### RAW DATA
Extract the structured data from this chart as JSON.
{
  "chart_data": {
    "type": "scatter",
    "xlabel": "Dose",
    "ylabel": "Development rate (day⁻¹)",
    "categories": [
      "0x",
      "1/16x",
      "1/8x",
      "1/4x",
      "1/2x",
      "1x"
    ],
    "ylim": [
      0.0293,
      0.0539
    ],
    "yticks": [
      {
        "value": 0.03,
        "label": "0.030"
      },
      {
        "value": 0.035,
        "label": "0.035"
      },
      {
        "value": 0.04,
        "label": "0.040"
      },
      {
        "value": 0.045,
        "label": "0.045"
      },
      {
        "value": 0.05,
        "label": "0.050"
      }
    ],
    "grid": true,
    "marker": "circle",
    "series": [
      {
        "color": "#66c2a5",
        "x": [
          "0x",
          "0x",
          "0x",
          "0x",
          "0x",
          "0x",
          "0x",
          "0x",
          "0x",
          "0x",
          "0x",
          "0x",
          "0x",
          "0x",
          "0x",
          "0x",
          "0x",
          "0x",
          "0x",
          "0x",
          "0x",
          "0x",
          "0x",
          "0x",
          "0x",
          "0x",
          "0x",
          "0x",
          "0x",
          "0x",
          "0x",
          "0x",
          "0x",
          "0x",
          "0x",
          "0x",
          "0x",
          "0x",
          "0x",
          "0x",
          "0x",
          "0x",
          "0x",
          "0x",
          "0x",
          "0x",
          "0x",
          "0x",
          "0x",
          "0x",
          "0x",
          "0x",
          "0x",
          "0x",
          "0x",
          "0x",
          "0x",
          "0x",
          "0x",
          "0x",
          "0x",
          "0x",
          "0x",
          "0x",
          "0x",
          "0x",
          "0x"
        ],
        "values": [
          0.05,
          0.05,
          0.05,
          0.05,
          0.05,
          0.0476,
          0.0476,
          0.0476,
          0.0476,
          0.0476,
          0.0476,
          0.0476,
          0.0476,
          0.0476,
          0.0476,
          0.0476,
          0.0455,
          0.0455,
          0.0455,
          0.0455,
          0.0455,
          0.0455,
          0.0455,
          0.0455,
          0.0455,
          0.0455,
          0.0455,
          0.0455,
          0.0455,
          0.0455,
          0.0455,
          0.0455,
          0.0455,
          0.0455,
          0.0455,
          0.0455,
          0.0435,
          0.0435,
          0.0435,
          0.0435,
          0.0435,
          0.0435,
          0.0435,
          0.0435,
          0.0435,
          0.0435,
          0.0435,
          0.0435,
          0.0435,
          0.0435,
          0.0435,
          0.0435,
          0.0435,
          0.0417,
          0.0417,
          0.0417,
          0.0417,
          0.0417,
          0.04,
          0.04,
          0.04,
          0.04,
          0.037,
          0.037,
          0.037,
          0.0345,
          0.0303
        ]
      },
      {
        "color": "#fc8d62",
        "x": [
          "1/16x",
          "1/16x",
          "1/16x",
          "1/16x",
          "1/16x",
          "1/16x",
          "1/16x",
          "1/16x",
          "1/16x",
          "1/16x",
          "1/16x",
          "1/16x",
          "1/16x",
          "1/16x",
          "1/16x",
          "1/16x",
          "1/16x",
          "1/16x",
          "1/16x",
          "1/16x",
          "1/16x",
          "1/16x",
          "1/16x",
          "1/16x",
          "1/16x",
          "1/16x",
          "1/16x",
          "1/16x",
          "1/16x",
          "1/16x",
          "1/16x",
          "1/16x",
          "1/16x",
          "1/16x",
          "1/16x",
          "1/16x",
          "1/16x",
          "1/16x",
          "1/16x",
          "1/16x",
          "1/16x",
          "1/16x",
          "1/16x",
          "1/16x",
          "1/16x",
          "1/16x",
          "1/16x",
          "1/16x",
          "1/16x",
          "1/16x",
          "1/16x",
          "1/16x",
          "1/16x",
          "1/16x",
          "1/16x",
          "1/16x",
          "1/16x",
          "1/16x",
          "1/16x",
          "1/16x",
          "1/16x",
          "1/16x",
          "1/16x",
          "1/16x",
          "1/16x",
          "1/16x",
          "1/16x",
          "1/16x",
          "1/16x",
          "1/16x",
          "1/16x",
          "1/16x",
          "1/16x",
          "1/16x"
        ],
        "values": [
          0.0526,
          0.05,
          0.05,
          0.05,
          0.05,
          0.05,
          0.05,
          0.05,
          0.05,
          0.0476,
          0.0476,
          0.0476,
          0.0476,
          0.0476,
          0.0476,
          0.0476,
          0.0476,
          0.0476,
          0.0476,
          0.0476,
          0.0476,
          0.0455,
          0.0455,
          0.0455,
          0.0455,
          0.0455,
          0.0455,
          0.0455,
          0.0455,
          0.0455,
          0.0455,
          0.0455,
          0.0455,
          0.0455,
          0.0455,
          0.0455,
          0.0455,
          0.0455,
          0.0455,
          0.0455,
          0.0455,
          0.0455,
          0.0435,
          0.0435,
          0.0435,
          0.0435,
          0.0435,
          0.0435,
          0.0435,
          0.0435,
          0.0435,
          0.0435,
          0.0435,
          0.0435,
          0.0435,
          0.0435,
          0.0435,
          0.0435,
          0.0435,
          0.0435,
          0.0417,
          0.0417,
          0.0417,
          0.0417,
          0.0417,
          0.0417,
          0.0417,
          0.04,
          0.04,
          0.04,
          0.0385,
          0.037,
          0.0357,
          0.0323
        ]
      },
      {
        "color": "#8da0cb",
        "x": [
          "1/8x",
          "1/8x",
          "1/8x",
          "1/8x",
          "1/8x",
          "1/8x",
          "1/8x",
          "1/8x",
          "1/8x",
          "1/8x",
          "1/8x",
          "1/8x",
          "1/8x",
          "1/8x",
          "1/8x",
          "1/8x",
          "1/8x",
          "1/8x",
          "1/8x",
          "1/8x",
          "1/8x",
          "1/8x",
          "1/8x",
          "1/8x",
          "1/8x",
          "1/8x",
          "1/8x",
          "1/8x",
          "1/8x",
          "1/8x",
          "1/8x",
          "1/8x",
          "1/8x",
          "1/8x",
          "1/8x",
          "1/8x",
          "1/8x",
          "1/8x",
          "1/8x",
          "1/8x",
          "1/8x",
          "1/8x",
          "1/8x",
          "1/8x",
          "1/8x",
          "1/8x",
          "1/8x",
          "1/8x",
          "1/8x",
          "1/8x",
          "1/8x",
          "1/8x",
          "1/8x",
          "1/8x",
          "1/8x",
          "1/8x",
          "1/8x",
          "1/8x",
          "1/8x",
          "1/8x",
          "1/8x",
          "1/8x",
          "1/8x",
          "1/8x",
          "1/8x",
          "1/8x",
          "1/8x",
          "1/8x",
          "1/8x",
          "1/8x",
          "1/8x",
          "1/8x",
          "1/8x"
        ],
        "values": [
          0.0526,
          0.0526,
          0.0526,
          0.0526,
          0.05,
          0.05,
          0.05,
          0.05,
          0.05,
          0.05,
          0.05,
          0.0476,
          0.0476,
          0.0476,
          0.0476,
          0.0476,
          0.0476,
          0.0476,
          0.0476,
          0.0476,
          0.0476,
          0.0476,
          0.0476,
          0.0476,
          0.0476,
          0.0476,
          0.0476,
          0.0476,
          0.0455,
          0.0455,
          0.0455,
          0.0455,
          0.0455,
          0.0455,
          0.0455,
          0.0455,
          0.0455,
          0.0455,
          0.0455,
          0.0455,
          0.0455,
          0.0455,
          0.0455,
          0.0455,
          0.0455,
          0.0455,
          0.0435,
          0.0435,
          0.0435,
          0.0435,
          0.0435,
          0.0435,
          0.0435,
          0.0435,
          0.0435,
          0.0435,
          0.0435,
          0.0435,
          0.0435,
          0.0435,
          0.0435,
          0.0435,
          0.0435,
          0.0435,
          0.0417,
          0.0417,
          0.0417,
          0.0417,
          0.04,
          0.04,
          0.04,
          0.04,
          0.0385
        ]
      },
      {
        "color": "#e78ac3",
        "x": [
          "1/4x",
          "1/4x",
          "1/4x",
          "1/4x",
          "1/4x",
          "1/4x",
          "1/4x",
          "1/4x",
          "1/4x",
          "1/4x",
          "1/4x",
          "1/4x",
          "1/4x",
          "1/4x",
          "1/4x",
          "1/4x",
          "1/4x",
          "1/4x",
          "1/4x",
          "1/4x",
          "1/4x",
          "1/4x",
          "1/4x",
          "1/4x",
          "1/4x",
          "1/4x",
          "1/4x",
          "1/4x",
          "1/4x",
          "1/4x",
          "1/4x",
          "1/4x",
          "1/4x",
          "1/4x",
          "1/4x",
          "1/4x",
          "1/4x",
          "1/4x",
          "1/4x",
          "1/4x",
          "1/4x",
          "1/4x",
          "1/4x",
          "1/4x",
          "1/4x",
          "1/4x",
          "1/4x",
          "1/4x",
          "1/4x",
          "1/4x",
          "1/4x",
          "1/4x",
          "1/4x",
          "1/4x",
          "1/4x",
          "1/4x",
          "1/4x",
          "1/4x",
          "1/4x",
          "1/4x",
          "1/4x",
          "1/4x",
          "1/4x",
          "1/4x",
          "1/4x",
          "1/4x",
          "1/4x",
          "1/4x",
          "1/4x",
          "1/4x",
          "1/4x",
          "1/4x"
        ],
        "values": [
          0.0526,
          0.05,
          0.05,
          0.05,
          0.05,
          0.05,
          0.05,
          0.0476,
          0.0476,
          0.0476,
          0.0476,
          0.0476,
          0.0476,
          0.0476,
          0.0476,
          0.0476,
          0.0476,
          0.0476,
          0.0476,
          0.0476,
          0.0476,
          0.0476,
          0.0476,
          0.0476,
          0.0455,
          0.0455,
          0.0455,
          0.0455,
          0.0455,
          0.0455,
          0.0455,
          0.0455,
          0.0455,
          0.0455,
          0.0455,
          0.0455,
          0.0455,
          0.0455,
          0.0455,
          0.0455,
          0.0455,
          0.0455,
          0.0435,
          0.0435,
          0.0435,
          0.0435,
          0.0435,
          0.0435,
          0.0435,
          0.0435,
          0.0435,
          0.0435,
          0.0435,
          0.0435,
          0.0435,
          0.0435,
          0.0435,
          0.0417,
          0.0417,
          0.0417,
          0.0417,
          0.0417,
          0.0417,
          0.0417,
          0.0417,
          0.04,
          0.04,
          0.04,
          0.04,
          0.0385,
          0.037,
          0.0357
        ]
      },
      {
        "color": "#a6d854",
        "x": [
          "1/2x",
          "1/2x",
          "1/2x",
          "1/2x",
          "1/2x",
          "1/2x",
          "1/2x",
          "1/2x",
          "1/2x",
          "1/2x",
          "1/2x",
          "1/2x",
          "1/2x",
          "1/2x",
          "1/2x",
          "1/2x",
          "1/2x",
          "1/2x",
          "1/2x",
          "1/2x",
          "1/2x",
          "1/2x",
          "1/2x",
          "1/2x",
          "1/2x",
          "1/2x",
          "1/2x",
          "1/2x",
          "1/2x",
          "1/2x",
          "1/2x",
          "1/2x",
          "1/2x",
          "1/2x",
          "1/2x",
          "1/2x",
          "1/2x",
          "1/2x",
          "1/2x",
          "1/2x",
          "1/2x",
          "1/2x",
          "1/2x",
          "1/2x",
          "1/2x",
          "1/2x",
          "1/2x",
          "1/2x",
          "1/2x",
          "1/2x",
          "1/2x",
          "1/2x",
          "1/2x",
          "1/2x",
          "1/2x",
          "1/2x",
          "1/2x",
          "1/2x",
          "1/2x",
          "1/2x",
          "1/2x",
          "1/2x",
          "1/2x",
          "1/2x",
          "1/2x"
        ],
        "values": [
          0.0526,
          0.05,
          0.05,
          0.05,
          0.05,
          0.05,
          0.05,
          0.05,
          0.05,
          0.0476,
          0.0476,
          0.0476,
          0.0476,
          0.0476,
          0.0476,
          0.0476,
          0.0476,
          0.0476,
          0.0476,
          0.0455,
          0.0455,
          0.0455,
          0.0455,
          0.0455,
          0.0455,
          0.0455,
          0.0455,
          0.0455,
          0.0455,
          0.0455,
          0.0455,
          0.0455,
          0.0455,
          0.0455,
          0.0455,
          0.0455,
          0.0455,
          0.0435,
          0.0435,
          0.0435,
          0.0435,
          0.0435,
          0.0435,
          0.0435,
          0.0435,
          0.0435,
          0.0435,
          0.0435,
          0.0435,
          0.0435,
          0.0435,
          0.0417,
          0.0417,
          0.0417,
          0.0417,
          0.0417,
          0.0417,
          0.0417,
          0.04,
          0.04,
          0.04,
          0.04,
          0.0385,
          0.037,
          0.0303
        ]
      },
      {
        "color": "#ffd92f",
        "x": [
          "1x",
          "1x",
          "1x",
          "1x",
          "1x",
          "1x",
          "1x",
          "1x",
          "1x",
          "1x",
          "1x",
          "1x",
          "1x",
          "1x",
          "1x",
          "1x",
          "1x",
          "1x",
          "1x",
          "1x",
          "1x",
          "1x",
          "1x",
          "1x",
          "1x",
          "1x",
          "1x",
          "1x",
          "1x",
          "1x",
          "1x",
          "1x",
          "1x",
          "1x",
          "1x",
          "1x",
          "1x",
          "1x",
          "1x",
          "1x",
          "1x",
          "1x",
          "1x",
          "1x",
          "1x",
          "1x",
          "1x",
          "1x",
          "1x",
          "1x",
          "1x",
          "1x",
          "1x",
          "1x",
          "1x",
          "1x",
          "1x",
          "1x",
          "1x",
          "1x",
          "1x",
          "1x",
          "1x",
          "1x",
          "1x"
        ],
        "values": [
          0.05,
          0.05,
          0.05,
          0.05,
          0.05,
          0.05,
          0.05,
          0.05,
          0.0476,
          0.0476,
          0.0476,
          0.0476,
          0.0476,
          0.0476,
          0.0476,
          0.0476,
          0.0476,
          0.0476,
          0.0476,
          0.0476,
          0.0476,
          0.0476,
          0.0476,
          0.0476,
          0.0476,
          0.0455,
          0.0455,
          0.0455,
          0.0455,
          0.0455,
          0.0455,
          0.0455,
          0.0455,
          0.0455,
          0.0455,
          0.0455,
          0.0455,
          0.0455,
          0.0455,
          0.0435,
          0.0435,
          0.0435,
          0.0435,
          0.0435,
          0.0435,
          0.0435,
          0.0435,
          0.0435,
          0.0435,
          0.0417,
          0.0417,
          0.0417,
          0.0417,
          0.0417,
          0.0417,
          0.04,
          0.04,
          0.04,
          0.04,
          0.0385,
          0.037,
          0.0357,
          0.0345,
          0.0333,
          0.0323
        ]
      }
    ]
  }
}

### TASK TO CARRY OUT
Which lines in the listing above hold the word "color"? Show each of them.

### IN RESPONSE
        "color": "#66c2a5",
        "color": "#fc8d62",
        "color": "#8da0cb",
        "color": "#e78ac3",
        "color": "#a6d854",
        "color": "#ffd92f",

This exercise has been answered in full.